WHAT THE EXERCISE ASKS: Copy all lines that contain the word "cali".

:: DATA LINES

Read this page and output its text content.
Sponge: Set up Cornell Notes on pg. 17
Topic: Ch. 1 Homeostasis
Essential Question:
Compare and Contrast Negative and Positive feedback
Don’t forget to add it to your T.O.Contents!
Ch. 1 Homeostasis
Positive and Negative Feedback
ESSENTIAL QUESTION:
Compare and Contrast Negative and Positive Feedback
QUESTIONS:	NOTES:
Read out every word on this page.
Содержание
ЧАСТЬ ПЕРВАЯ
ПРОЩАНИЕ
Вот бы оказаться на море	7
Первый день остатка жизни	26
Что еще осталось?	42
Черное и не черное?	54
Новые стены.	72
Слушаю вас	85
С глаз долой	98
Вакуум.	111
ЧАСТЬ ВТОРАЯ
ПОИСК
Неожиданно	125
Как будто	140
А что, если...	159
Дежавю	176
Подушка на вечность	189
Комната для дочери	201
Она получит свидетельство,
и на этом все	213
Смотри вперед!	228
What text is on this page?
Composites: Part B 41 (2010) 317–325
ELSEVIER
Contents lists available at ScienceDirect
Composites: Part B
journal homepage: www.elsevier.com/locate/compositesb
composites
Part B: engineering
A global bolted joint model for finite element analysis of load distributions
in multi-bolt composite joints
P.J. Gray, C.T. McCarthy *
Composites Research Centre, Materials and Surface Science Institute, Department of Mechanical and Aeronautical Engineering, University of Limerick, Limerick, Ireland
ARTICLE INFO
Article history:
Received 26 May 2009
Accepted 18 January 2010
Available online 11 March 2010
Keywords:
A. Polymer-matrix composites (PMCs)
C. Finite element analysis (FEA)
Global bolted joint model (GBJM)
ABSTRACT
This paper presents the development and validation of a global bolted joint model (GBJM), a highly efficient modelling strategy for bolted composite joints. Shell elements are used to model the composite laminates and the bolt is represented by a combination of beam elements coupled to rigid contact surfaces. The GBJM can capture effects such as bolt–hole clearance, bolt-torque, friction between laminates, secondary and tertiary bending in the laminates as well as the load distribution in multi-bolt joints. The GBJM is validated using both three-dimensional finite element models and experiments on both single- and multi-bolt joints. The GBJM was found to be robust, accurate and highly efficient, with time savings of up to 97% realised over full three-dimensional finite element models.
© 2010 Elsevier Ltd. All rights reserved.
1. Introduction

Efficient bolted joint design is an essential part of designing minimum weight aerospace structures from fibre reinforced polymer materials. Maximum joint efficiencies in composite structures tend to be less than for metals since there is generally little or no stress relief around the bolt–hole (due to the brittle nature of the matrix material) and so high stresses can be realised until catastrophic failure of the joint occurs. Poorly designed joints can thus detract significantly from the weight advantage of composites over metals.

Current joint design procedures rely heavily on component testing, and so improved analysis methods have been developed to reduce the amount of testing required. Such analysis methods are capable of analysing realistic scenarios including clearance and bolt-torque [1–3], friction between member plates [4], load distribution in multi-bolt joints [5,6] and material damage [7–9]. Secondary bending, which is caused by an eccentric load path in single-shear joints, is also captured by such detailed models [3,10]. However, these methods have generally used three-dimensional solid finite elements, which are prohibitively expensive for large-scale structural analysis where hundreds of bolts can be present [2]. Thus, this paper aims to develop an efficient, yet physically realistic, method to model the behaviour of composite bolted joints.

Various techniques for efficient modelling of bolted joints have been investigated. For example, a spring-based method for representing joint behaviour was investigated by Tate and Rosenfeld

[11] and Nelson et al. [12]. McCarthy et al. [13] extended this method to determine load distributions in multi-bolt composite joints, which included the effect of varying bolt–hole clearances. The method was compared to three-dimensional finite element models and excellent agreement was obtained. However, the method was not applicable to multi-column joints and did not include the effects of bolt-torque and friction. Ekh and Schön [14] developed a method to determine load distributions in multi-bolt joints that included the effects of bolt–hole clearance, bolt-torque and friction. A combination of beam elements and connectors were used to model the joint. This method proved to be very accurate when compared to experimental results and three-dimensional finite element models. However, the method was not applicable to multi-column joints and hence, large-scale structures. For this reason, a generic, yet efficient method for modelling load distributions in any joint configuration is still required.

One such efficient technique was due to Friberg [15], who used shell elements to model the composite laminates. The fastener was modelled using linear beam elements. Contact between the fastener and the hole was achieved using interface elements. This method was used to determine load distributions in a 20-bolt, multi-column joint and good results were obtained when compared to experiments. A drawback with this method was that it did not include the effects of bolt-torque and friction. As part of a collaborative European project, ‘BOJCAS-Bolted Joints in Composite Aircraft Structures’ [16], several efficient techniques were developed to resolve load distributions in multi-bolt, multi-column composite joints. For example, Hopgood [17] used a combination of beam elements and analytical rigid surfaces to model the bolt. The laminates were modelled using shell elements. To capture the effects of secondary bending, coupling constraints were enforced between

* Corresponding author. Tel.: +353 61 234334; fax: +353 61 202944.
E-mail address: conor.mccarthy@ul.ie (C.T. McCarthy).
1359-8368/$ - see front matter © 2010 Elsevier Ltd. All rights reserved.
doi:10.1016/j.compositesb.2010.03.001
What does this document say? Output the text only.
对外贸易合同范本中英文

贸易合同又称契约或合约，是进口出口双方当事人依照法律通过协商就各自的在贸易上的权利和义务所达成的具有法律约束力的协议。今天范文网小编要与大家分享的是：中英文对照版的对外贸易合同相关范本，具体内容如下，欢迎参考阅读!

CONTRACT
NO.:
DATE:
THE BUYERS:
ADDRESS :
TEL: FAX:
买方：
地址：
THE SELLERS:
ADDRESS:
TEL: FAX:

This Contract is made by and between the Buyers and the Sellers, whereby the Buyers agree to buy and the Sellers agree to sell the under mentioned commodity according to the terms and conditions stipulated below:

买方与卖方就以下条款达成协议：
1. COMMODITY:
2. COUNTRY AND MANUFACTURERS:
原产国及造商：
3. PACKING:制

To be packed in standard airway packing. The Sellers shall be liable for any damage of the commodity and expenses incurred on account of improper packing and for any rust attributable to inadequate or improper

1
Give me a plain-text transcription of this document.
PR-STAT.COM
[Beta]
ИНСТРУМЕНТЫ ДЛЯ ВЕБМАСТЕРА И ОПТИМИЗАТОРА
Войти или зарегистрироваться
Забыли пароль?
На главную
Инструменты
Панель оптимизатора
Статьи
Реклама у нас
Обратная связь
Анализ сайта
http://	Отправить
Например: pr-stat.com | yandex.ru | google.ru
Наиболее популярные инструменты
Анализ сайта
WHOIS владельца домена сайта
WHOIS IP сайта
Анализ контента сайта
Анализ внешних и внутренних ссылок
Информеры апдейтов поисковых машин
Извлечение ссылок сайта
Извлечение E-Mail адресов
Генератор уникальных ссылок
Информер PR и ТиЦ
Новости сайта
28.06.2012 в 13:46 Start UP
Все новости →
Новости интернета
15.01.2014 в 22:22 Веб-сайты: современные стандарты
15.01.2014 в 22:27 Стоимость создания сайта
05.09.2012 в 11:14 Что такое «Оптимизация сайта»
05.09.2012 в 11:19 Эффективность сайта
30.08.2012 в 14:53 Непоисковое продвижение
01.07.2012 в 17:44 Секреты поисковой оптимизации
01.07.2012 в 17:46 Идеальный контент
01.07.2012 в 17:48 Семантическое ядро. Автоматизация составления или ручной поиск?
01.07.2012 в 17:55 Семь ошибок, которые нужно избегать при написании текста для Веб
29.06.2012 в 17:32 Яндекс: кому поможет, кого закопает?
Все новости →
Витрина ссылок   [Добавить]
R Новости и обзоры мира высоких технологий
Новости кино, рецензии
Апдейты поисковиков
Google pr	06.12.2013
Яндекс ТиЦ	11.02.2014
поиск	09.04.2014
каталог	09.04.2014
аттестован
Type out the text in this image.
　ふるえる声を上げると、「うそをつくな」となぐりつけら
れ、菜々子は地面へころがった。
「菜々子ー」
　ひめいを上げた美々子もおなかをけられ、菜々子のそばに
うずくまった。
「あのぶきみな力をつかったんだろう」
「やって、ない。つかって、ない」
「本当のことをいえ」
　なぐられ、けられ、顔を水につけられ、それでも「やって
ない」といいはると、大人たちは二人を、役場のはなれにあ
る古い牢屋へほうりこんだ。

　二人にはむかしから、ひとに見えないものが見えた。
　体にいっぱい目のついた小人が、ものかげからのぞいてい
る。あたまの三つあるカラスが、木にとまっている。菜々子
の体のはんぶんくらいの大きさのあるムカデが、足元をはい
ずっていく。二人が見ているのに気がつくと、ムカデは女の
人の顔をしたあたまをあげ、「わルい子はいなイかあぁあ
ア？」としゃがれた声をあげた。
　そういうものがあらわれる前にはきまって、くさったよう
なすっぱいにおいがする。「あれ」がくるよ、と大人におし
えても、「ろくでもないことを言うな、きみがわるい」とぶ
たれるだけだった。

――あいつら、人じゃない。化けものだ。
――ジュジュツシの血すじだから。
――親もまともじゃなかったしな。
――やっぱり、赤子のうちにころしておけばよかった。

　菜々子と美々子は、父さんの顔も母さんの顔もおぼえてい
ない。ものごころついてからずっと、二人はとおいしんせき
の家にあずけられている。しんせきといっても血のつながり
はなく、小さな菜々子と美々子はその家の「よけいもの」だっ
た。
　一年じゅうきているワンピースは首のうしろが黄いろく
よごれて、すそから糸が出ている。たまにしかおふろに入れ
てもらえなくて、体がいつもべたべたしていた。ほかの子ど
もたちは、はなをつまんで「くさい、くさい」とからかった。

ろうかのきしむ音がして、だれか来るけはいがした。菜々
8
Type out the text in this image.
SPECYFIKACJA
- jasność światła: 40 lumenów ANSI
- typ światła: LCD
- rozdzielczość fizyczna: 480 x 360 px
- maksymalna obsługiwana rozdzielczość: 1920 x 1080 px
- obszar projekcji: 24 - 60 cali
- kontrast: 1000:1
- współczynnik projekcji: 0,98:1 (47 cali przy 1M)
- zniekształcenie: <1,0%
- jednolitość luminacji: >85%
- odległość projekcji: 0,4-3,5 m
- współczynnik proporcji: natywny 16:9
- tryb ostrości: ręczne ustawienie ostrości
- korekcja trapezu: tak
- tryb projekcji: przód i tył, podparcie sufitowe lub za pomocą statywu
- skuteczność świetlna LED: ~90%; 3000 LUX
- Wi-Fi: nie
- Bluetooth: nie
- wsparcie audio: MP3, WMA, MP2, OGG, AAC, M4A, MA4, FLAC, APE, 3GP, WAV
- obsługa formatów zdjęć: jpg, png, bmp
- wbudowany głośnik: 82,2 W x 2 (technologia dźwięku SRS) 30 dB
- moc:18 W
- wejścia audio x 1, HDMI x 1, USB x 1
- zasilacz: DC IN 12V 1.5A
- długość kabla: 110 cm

::::

RESPONSE:
- obszar projekcji: 24 - 60 cali
- współczynnik projekcji: 0,98:1 (47 cali przy 1M)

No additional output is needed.